* _SHORT EXERCISE_: Select from the data all lines with the word "color".

* _Figure dataset records_:
• • • • • • •

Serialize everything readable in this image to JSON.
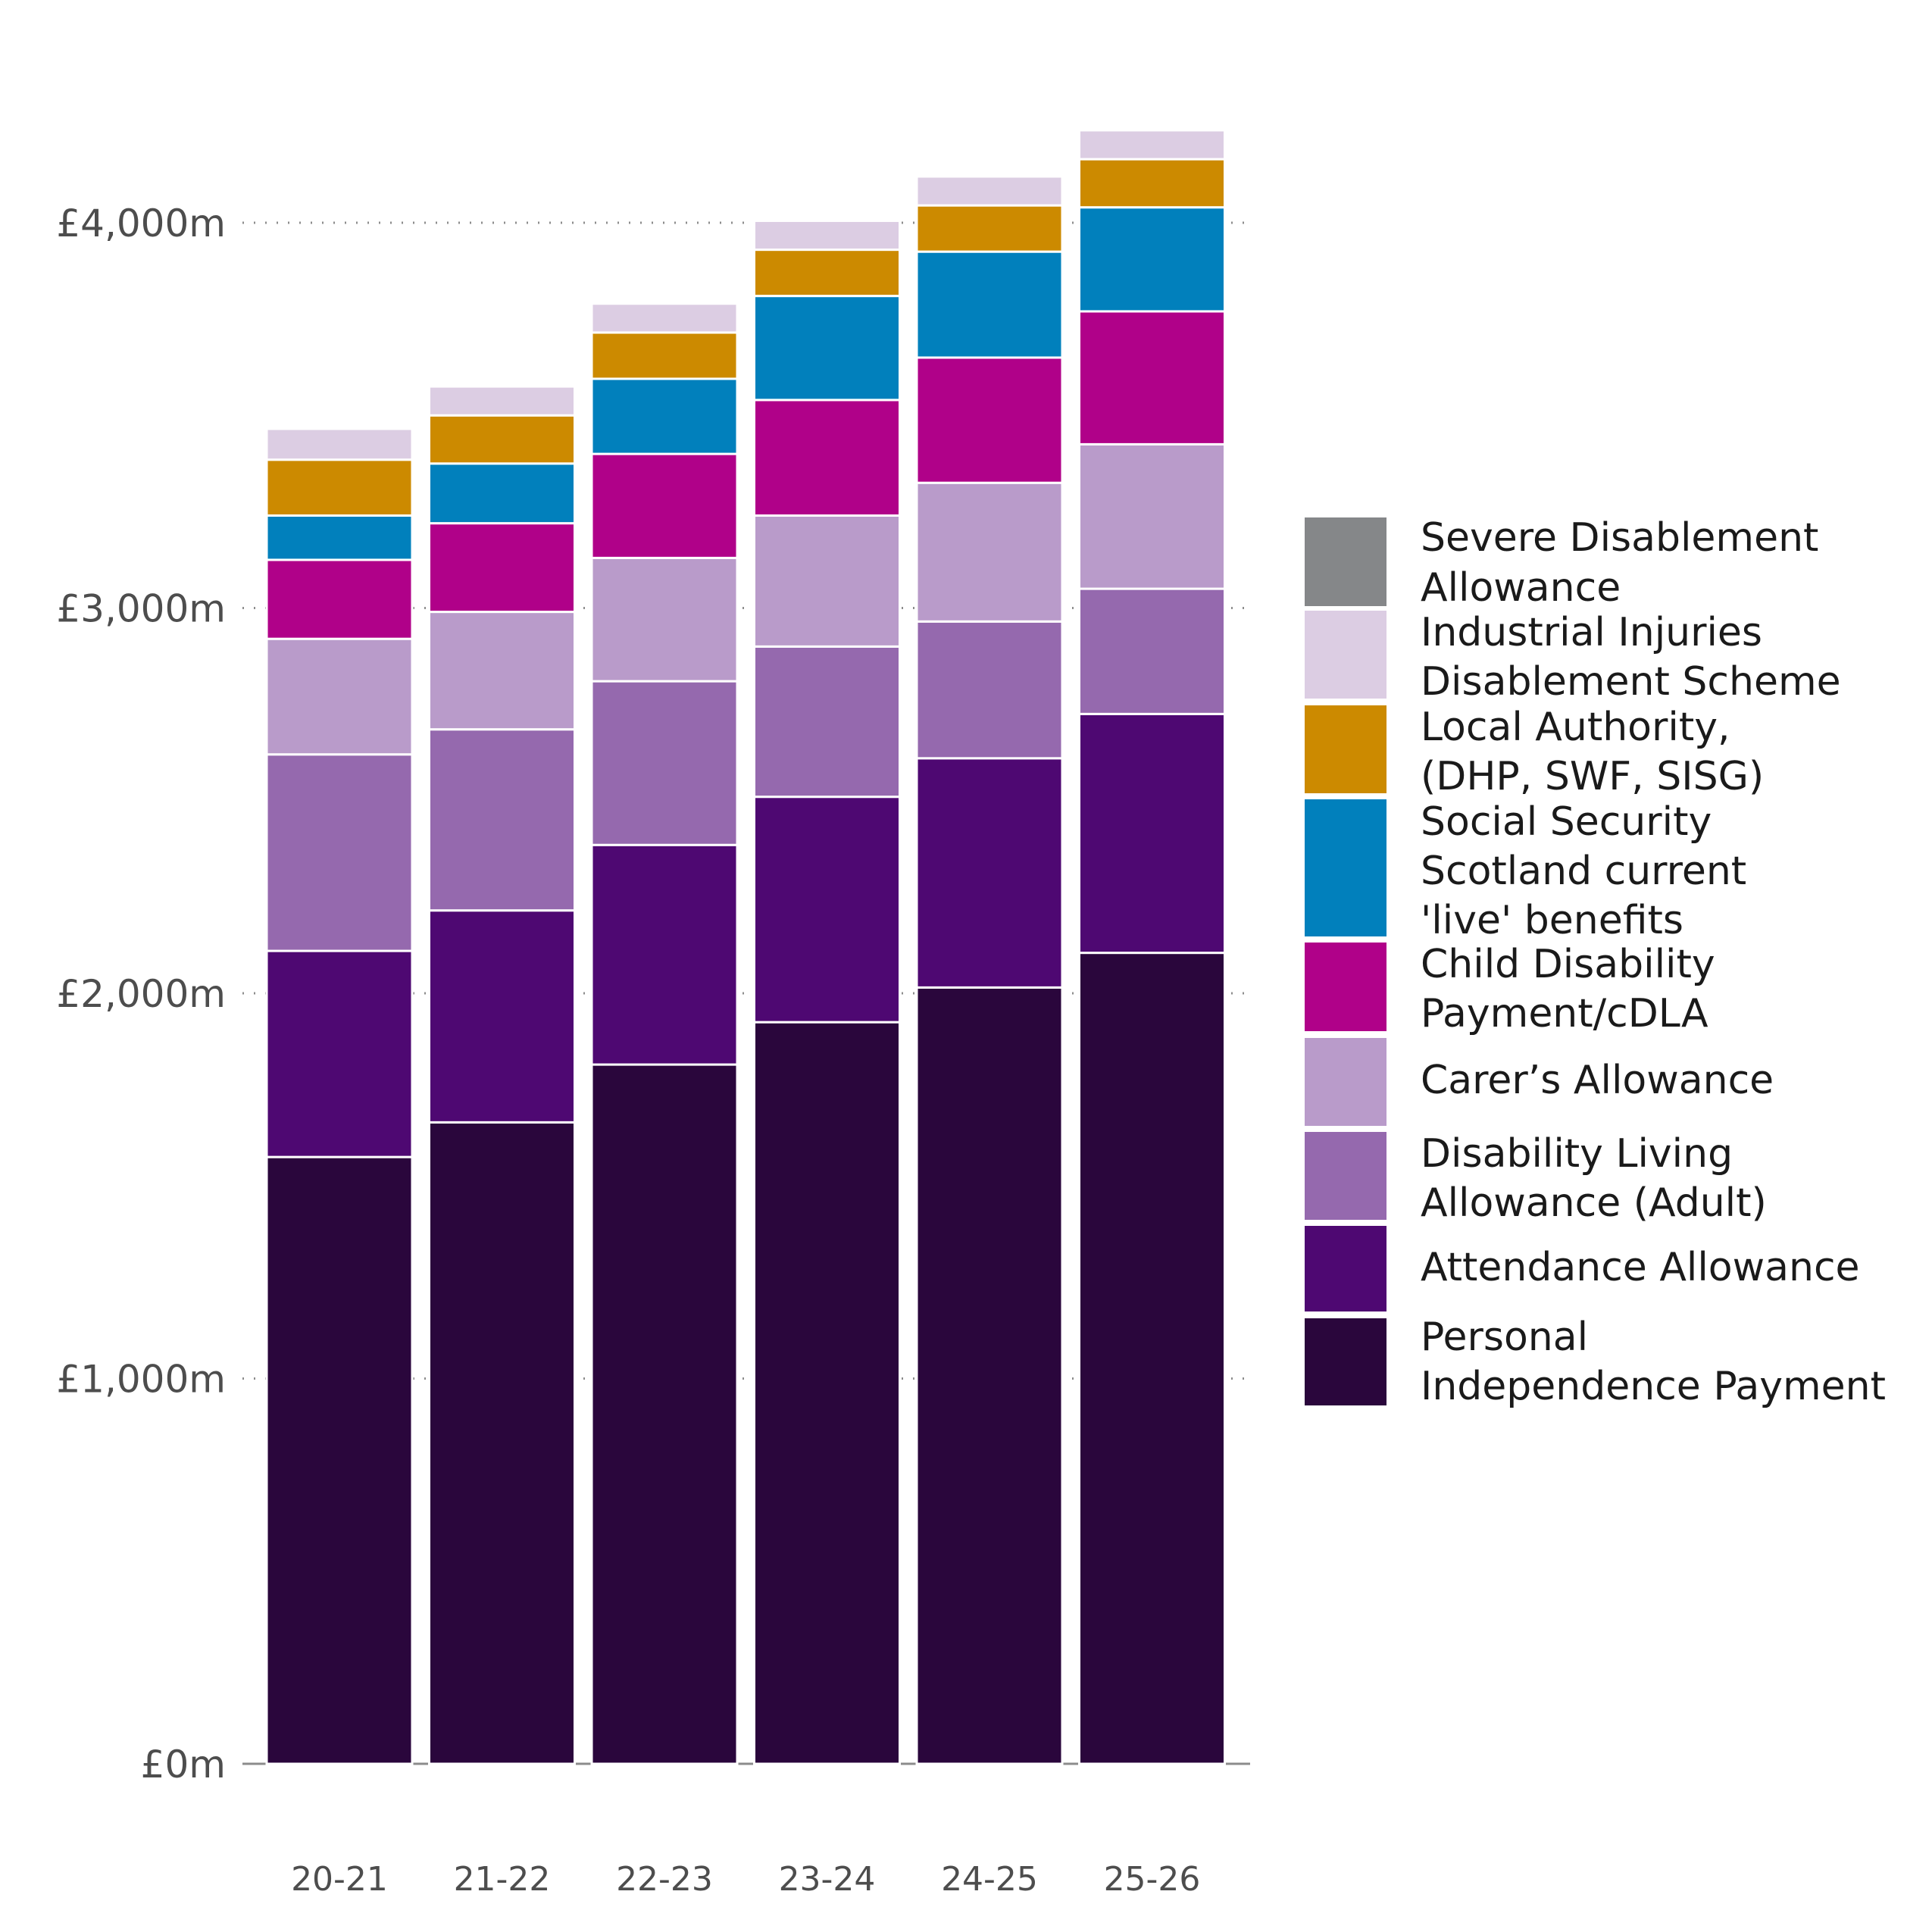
{
  "chart_data": {
    "type": "bar",
    "stacked": true,
    "title": "",
    "xlabel": "",
    "ylabel": "",
    "ylim": [
      0,
      4400
    ],
    "y_ticks": [
      0,
      1000,
      2000,
      3000,
      4000
    ],
    "y_tick_labels": [
      "£0m",
      "£1,000m",
      "£2,000m",
      "£3,000m",
      "£4,000m"
    ],
    "grid": "horizontal dotted",
    "legend_position": "right",
    "categories": [
      "20-21",
      "21-22",
      "22-23",
      "23-24",
      "24-25",
      "25-26"
    ],
    "series": [
      {
        "name": "Personal Independence Payment",
        "color": "#2a063c",
        "legend_lines": [
          "Personal",
          "Independence Payment"
        ],
        "values": [
          1575,
          1665,
          1815,
          1925,
          2015,
          2105
        ]
      },
      {
        "name": "Attendance Allowance",
        "color": "#4e0872",
        "legend_lines": [
          "Attendance Allowance"
        ],
        "values": [
          535,
          550,
          570,
          585,
          595,
          620
        ]
      },
      {
        "name": "Disability Living Allowance (Adult)",
        "color": "#9569ae",
        "legend_lines": [
          "Disability Living",
          "Allowance (Adult)"
        ],
        "values": [
          510,
          470,
          425,
          390,
          355,
          325
        ]
      },
      {
        "name": "Carer’s Allowance",
        "color": "#b99bca",
        "legend_lines": [
          "Carer’s Allowance"
        ],
        "values": [
          300,
          305,
          320,
          340,
          360,
          375
        ]
      },
      {
        "name": "Child Disability Payment/cDLA",
        "color": "#b00189",
        "legend_lines": [
          "Child Disability",
          "Payment/cDLA"
        ],
        "values": [
          205,
          230,
          270,
          300,
          325,
          345
        ]
      },
      {
        "name": "Social Security Scotland current 'live' benefits",
        "color": "#0180bc",
        "legend_lines": [
          "Social Security",
          "Scotland current",
          "'live' benefits"
        ],
        "values": [
          115,
          155,
          195,
          270,
          275,
          270
        ]
      },
      {
        "name": "Local Authority, (DHP, SWF, SISG)",
        "color": "#cc8a00",
        "legend_lines": [
          "Local Authority,",
          "(DHP, SWF, SISG)"
        ],
        "values": [
          145,
          125,
          120,
          120,
          120,
          125
        ]
      },
      {
        "name": "Industrial Injuries Disablement Scheme",
        "color": "#dccde3",
        "legend_lines": [
          "Industrial Injuries",
          "Disablement Scheme"
        ],
        "values": [
          80,
          75,
          75,
          75,
          75,
          75
        ]
      },
      {
        "name": "Severe Disablement Allowance",
        "color": "#858789",
        "legend_lines": [
          "Severe Disablement",
          "Allowance"
        ],
        "values": [
          0,
          0,
          0,
          0,
          0,
          0
        ]
      }
    ]
  }
}
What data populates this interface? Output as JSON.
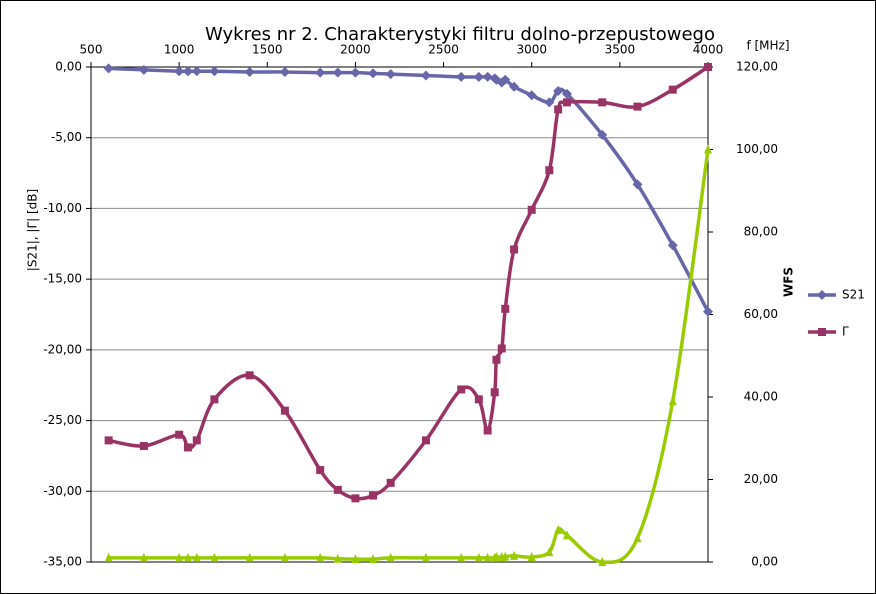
{
  "chart_data": {
    "type": "line",
    "title": "Wykres nr 2. Charakterystyki filtru dolno-przepustowego",
    "x_label": "f [MHz]",
    "y_label": "|S21|, |Γ| [dB]",
    "y2_label": "WFS",
    "x": [
      600,
      800,
      1000,
      1050,
      1100,
      1200,
      1400,
      1600,
      1800,
      1900,
      2000,
      2100,
      2200,
      2400,
      2600,
      2700,
      2750,
      2790,
      2800,
      2830,
      2850,
      2900,
      3000,
      3100,
      3150,
      3200,
      3400,
      3600,
      3800,
      4000
    ],
    "series": [
      {
        "name": "S21",
        "color": "#6666a8",
        "marker": "diamond",
        "values": [
          -0.1,
          -0.2,
          -0.3,
          -0.3,
          -0.3,
          -0.3,
          -0.35,
          -0.35,
          -0.4,
          -0.4,
          -0.4,
          -0.45,
          -0.5,
          -0.6,
          -0.7,
          -0.7,
          -0.7,
          -0.8,
          -0.9,
          -1.1,
          -0.9,
          -1.4,
          -2.0,
          -2.5,
          -1.7,
          -1.9,
          -4.8,
          -8.3,
          -12.6,
          -17.3
        ]
      },
      {
        "name": "Γ",
        "color": "#993366",
        "marker": "square",
        "values": [
          -26.4,
          -26.8,
          -26.0,
          -26.9,
          -26.4,
          -23.5,
          -21.8,
          -24.3,
          -28.5,
          -29.9,
          -30.5,
          -30.3,
          -29.4,
          -26.4,
          -22.8,
          -23.5,
          -25.7,
          -23.0,
          -20.7,
          -19.9,
          -17.1,
          -12.9,
          -10.1,
          -7.3,
          -3.0,
          -2.5,
          -2.5,
          -2.8,
          -1.6,
          0
        ]
      },
      {
        "color": "#99cc00",
        "marker": "triangle",
        "axis": "y2",
        "values": [
          1.0,
          1.0,
          1.0,
          1.0,
          1.0,
          1.0,
          1.0,
          1.0,
          1.0,
          0.8,
          0.7,
          0.7,
          1.0,
          1.0,
          1.0,
          1.0,
          1.0,
          1.0,
          1.2,
          1.2,
          1.3,
          1.5,
          1.2,
          2.4,
          7.8,
          6.5,
          0,
          5.8,
          39,
          100
        ]
      }
    ],
    "xlim": [
      500,
      4000
    ],
    "xticks": [
      500,
      1000,
      1500,
      2000,
      2500,
      3000,
      3500,
      4000
    ],
    "ylim": [
      -35,
      0
    ],
    "yticks": [
      {
        "value": 0,
        "label": "0,00"
      },
      {
        "value": -5,
        "label": "-5,00"
      },
      {
        "value": -10,
        "label": "-10,00"
      },
      {
        "value": -15,
        "label": "-15,00"
      },
      {
        "value": -20,
        "label": "-20,00"
      },
      {
        "value": -25,
        "label": "-25,00"
      },
      {
        "value": -30,
        "label": "-30,00"
      },
      {
        "value": -35,
        "label": "-35,00"
      }
    ],
    "y2lim": [
      0,
      120
    ],
    "y2ticks": [
      {
        "value": 0,
        "label": "0,00"
      },
      {
        "value": 20,
        "label": "20,00"
      },
      {
        "value": 40,
        "label": "40,00"
      },
      {
        "value": 60,
        "label": "60,00"
      },
      {
        "value": 80,
        "label": "80,00"
      },
      {
        "value": 100,
        "label": "100,00"
      },
      {
        "value": 120,
        "label": "120,00"
      }
    ],
    "grid": true,
    "legend": "right"
  }
}
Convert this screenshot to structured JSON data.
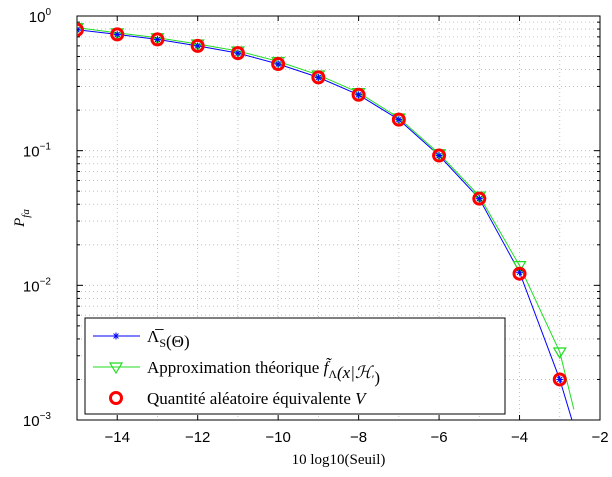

• • • • • • •

* _REPLY_:
        "color": "#2a063c",
        "color": "#4e0872",
        "color": "#9569ae",
        "color": "#b99bca",
        "color": "#b00189",
        "color": "#0180bc",
        "color": "#cc8a00",
        "color": "#dccde3",
        "color": "#858789",
        "color": "#6666a8",
        "color": "#993366",
        "color": "#99cc00",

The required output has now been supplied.